#### PROBLEM TO SOLVE:
Identify all lines of the data containing the string "croustillant" and copy them.

* Start EXTRACTED MATERIAL *

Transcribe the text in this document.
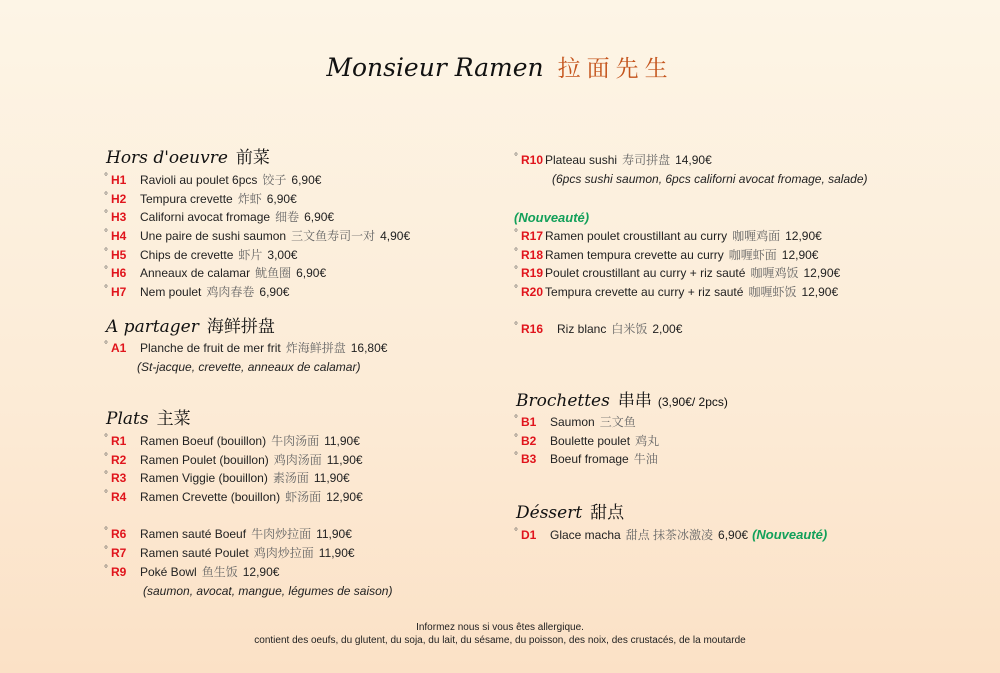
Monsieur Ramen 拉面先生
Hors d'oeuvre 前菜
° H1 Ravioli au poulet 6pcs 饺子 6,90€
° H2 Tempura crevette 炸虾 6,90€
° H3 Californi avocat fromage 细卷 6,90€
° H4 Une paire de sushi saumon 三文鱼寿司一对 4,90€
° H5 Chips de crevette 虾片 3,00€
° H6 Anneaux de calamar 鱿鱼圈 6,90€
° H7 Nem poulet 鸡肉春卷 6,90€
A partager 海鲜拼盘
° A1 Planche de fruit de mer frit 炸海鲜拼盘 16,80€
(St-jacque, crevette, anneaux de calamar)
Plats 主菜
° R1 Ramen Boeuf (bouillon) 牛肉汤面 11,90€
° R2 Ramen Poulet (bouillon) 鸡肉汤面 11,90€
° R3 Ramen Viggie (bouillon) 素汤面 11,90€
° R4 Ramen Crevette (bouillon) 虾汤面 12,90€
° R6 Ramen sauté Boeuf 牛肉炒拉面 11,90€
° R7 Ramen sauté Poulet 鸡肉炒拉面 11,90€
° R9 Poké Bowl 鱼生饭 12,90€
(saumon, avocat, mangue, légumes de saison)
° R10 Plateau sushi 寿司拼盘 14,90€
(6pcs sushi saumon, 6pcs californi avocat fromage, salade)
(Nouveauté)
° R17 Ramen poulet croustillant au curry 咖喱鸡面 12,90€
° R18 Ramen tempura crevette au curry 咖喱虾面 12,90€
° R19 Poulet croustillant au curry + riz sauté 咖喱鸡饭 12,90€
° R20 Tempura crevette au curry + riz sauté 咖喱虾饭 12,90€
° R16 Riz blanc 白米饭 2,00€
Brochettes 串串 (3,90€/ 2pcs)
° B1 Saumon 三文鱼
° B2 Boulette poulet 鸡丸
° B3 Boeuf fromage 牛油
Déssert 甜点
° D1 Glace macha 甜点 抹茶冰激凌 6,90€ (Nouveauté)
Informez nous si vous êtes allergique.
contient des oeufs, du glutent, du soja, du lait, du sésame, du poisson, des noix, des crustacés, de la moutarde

* End EXTRACTED MATERIAL *

#### SOLUTION FOR THIS EXERCISE:
° R17 Ramen poulet croustillant au curry 咖喱鸡面 12,90€
° R19 Poulet croustillant au curry + riz sauté 咖喱鸡饭 12,90€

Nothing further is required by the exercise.